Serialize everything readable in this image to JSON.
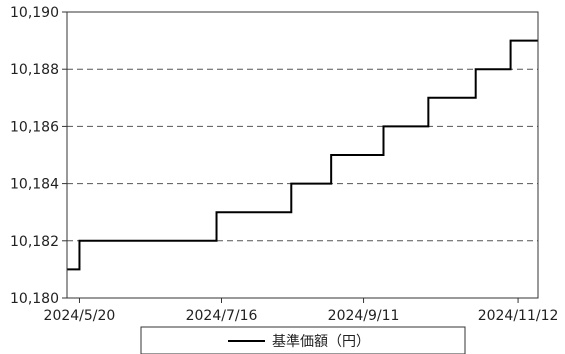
{
  "chart_data": {
    "type": "line",
    "title": "",
    "xlabel": "",
    "ylabel": "",
    "xlim": [
      "2024-05-15",
      "2024-11-20"
    ],
    "ylim": [
      10180,
      10190
    ],
    "y_ticks": [
      "10,180",
      "10,182",
      "10,184",
      "10,186",
      "10,188",
      "10,190"
    ],
    "x_ticks": [
      {
        "date": "2024-05-20",
        "label": "2024/5/20"
      },
      {
        "date": "2024-07-16",
        "label": "2024/7/16"
      },
      {
        "date": "2024-09-11",
        "label": "2024/9/11"
      },
      {
        "date": "2024-11-12",
        "label": "2024/11/12"
      }
    ],
    "grid": {
      "horizontal": "dashed",
      "vertical": false
    },
    "legend_position": "bottom-center",
    "series": [
      {
        "name": "基準価額（円）",
        "color": "#000000",
        "style": "step",
        "points": [
          {
            "x": "2024-05-15",
            "y": 10181
          },
          {
            "x": "2024-05-20",
            "y": 10182
          },
          {
            "x": "2024-07-14",
            "y": 10183
          },
          {
            "x": "2024-08-13",
            "y": 10184
          },
          {
            "x": "2024-08-29",
            "y": 10185
          },
          {
            "x": "2024-09-19",
            "y": 10186
          },
          {
            "x": "2024-10-07",
            "y": 10187
          },
          {
            "x": "2024-10-26",
            "y": 10188
          },
          {
            "x": "2024-11-09",
            "y": 10189
          },
          {
            "x": "2024-11-20",
            "y": 10189
          }
        ]
      }
    ]
  }
}
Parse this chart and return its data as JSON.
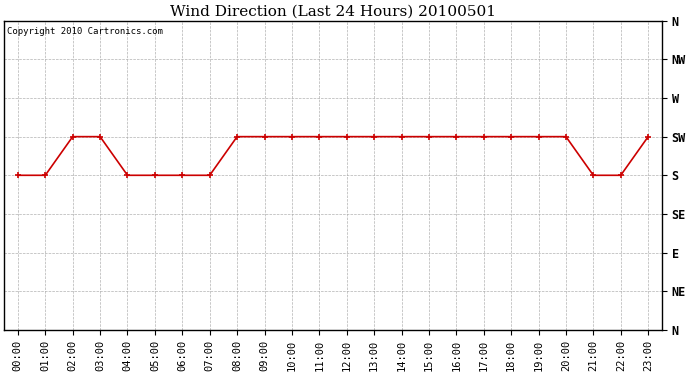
{
  "title": "Wind Direction (Last 24 Hours) 20100501",
  "copyright_text": "Copyright 2010 Cartronics.com",
  "hours": [
    0,
    1,
    2,
    3,
    4,
    5,
    6,
    7,
    8,
    9,
    10,
    11,
    12,
    13,
    14,
    15,
    16,
    17,
    18,
    19,
    20,
    21,
    22,
    23
  ],
  "wind_values": [
    180,
    180,
    225,
    225,
    180,
    180,
    180,
    180,
    225,
    225,
    225,
    225,
    225,
    225,
    225,
    225,
    225,
    225,
    225,
    225,
    225,
    180,
    180,
    225
  ],
  "ytick_labels": [
    "N",
    "NW",
    "W",
    "SW",
    "S",
    "SE",
    "E",
    "NE",
    "N"
  ],
  "ytick_values": [
    360,
    315,
    270,
    225,
    180,
    135,
    90,
    45,
    0
  ],
  "line_color": "#cc0000",
  "marker": "+",
  "bg_color": "#ffffff",
  "plot_bg_color": "#ffffff",
  "grid_color": "#aaaaaa",
  "title_fontsize": 11,
  "tick_fontsize": 7.5,
  "copyright_fontsize": 6.5
}
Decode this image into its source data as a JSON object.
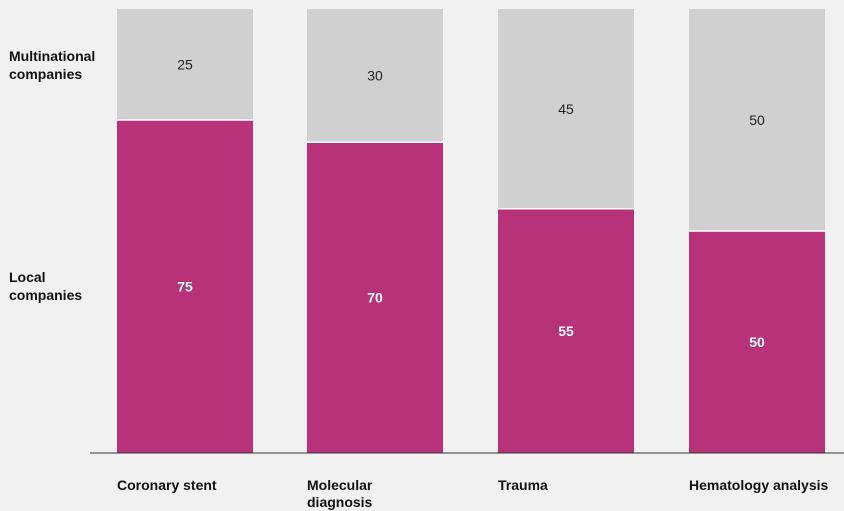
{
  "chart_data": {
    "type": "bar",
    "stacked": true,
    "categories": [
      "Coronary stent",
      "Molecular diagnosis",
      "Trauma",
      "Hematology analysis"
    ],
    "category_lines": [
      [
        "Coronary stent"
      ],
      [
        "Molecular",
        "diagnosis"
      ],
      [
        "Trauma"
      ],
      [
        "Hematology analysis"
      ]
    ],
    "series": [
      {
        "name": "Local companies",
        "name_lines": [
          "Local",
          "companies"
        ],
        "values": [
          75,
          70,
          55,
          50
        ],
        "color": "#b8327a"
      },
      {
        "name": "Multinational companies",
        "name_lines": [
          "Multinational",
          "companies"
        ],
        "values": [
          25,
          30,
          45,
          50
        ],
        "color": "#d0d0d0"
      }
    ],
    "ylim": [
      0,
      100
    ],
    "xlabel": "",
    "ylabel": "",
    "grid": false,
    "legend_placement": "left"
  }
}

|---|

TASK STATEMENT: Transcribe every entry above exactly. Omit all pictures.

WRITTEN REPLY:
Serialize everything readable in this image to JSON.
{
  "chart_data": {
    "type": "line",
    "title": "",
    "xlabel": "",
    "ylabel": "",
    "xlim": [
      "2024-05-15",
      "2024-11-20"
    ],
    "ylim": [
      10180,
      10190
    ],
    "y_ticks": [
      "10,180",
      "10,182",
      "10,184",
      "10,186",
      "10,188",
      "10,190"
    ],
    "x_ticks": [
      {
        "date": "2024-05-20",
        "label": "2024/5/20"
      },
      {
        "date": "2024-07-16",
        "label": "2024/7/16"
      },
      {
        "date": "2024-09-11",
        "label": "2024/9/11"
      },
      {
        "date": "2024-11-12",
        "label": "2024/11/12"
      }
    ],
    "grid": {
      "horizontal": "dashed",
      "vertical": false
    },
    "legend_position": "bottom-center",
    "series": [
      {
        "name": "基準価額（円）",
        "color": "#000000",
        "style": "step",
        "points": [
          {
            "x": "2024-05-15",
            "y": 10181
          },
          {
            "x": "2024-05-20",
            "y": 10182
          },
          {
            "x": "2024-07-14",
            "y": 10183
          },
          {
            "x": "2024-08-13",
            "y": 10184
          },
          {
            "x": "2024-08-29",
            "y": 10185
          },
          {
            "x": "2024-09-19",
            "y": 10186
          },
          {
            "x": "2024-10-07",
            "y": 10187
          },
          {
            "x": "2024-10-26",
            "y": 10188
          },
          {
            "x": "2024-11-09",
            "y": 10189
          },
          {
            "x": "2024-11-20",
            "y": 10189
          }
        ]
      }
    ]
  }
}
Parse this chart and return its data as JSON.
{
  "title": "Wind Direction (Last 24 Hours) 20100501",
  "copyright_text": "Copyright 2010 Cartronics.com",
  "hours": [
    0,
    1,
    2,
    3,
    4,
    5,
    6,
    7,
    8,
    9,
    10,
    11,
    12,
    13,
    14,
    15,
    16,
    17,
    18,
    19,
    20,
    21,
    22,
    23
  ],
  "wind_values": [
    180,
    180,
    225,
    225,
    180,
    180,
    180,
    180,
    225,
    225,
    225,
    225,
    225,
    225,
    225,
    225,
    225,
    225,
    225,
    225,
    225,
    180,
    180,
    225
  ],
  "ytick_labels": [
    "N",
    "NW",
    "W",
    "SW",
    "S",
    "SE",
    "E",
    "NE",
    "N"
  ],
  "ytick_values": [
    360,
    315,
    270,
    225,
    180,
    135,
    90,
    45,
    0
  ],
  "line_color": "#cc0000",
  "marker": "+",
  "bg_color": "#ffffff",
  "plot_bg_color": "#ffffff",
  "grid_color": "#aaaaaa",
  "title_fontsize": 11,
  "tick_fontsize": 7.5,
  "copyright_fontsize": 6.5
}
Decode this image into its source data as a JSON object.
{
  "chart_data": {
    "type": "bar",
    "stacked": true,
    "categories": [
      "Coronary stent",
      "Molecular diagnosis",
      "Trauma",
      "Hematology analysis"
    ],
    "category_lines": [
      [
        "Coronary stent"
      ],
      [
        "Molecular",
        "diagnosis"
      ],
      [
        "Trauma"
      ],
      [
        "Hematology analysis"
      ]
    ],
    "series": [
      {
        "name": "Local companies",
        "name_lines": [
          "Local",
          "companies"
        ],
        "values": [
          75,
          70,
          55,
          50
        ],
        "color": "#b8327a"
      },
      {
        "name": "Multinational companies",
        "name_lines": [
          "Multinational",
          "companies"
        ],
        "values": [
          25,
          30,
          45,
          50
        ],
        "color": "#d0d0d0"
      }
    ],
    "ylim": [
      0,
      100
    ],
    "xlabel": "",
    "ylabel": "",
    "grid": false,
    "legend_placement": "left"
  }
}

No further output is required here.